Given task: Below are records; work out how many of their lines contain "color" and give only that number.

>>>>

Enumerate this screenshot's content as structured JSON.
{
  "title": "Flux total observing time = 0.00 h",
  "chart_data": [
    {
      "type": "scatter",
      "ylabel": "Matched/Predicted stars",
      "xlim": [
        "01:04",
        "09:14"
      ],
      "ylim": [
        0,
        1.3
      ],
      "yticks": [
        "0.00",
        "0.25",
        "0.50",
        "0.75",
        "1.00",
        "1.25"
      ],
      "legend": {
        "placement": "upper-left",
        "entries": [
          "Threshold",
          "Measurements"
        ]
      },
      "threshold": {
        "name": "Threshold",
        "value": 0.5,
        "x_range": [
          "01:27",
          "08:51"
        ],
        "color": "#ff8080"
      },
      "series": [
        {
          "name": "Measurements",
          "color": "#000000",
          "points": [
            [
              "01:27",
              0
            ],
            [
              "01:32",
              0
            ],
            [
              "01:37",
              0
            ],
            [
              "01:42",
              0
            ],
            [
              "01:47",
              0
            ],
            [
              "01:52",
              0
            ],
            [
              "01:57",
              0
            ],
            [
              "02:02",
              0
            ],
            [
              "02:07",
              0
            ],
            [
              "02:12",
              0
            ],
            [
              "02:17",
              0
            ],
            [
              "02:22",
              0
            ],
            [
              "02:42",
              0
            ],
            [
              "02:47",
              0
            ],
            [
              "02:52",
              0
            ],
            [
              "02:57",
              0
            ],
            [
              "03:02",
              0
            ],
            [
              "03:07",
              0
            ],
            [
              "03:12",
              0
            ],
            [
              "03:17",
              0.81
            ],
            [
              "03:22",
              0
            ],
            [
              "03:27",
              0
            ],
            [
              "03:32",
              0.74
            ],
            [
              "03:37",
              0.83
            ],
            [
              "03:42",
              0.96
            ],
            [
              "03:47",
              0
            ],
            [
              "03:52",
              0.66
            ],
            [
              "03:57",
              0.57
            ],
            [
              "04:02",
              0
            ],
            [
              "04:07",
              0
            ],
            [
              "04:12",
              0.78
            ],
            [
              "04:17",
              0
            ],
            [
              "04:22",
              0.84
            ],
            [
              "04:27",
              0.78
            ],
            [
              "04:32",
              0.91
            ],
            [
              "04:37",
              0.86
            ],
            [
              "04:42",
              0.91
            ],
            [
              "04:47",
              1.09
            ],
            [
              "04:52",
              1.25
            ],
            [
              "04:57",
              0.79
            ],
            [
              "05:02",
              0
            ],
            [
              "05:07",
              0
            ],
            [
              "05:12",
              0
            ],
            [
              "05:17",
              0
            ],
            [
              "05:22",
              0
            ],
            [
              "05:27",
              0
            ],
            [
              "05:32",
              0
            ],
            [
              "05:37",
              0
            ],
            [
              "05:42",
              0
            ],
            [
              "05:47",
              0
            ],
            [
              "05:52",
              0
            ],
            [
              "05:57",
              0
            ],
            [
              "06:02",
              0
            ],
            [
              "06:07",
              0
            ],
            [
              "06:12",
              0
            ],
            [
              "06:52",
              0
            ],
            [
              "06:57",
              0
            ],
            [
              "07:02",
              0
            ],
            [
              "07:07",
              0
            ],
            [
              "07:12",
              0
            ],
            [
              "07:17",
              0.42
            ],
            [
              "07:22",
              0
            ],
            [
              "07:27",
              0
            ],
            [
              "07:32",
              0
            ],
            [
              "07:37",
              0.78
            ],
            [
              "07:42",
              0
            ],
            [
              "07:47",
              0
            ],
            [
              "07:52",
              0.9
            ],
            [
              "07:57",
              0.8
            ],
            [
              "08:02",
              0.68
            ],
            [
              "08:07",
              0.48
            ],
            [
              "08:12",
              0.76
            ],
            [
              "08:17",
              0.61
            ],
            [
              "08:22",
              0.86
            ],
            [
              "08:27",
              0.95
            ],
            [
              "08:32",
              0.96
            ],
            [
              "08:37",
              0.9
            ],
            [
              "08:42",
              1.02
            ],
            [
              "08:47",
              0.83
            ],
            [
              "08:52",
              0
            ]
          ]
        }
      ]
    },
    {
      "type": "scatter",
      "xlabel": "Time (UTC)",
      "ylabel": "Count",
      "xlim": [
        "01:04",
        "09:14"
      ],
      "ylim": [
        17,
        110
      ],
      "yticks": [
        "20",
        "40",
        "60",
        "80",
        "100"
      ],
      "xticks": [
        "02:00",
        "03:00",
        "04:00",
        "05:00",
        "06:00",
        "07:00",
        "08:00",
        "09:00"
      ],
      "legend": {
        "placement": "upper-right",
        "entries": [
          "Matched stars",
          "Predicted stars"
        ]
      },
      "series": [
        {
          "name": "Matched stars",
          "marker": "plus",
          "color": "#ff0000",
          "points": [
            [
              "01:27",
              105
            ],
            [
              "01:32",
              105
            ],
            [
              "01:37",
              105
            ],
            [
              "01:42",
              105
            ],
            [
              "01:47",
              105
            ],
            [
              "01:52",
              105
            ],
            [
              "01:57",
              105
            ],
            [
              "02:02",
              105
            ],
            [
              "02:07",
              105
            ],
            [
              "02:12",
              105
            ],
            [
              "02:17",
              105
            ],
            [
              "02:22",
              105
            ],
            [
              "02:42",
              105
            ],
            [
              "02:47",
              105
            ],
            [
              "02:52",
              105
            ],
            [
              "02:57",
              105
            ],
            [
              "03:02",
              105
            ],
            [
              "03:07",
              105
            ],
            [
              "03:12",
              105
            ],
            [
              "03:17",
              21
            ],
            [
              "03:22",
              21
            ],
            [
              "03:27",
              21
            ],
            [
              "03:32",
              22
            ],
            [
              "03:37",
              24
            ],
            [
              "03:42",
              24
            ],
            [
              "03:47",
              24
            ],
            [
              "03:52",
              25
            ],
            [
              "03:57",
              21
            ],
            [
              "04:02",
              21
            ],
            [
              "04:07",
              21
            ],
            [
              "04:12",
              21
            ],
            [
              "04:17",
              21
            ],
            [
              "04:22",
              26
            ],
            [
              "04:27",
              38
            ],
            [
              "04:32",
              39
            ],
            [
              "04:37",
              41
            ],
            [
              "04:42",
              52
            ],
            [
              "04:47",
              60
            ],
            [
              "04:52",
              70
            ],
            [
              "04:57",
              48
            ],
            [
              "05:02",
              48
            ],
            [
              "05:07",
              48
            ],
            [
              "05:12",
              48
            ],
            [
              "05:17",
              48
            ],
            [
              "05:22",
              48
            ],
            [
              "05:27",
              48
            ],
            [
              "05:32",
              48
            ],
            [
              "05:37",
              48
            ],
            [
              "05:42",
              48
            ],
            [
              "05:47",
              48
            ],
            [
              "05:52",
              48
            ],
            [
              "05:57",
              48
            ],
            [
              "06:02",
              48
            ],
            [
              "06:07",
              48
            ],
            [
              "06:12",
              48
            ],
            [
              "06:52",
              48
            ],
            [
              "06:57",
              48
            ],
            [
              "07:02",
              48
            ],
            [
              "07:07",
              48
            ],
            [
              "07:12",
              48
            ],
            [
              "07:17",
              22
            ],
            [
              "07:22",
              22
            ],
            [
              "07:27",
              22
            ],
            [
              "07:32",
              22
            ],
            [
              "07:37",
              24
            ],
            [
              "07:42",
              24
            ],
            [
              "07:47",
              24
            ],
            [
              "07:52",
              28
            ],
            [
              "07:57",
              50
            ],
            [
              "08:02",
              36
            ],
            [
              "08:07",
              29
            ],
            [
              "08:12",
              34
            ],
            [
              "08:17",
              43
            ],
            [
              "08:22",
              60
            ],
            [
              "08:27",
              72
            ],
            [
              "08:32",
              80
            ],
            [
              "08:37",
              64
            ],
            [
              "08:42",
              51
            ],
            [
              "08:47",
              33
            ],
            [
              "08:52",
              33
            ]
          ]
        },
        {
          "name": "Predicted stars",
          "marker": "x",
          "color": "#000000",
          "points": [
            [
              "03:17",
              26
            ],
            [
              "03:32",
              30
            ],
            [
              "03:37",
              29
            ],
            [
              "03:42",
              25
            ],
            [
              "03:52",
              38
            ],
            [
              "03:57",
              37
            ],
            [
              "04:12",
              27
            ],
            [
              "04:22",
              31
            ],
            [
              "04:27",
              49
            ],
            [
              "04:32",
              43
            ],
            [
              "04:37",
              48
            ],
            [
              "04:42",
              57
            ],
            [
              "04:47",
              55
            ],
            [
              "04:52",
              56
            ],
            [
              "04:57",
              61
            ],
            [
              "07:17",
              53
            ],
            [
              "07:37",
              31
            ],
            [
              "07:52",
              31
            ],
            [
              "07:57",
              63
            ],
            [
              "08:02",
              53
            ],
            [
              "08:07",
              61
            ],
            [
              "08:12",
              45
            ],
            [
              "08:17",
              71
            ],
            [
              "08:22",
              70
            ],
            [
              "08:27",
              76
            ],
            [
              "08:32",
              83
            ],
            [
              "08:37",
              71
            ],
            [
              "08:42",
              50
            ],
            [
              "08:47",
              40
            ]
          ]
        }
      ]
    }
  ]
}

<<<<

Exercise result: 4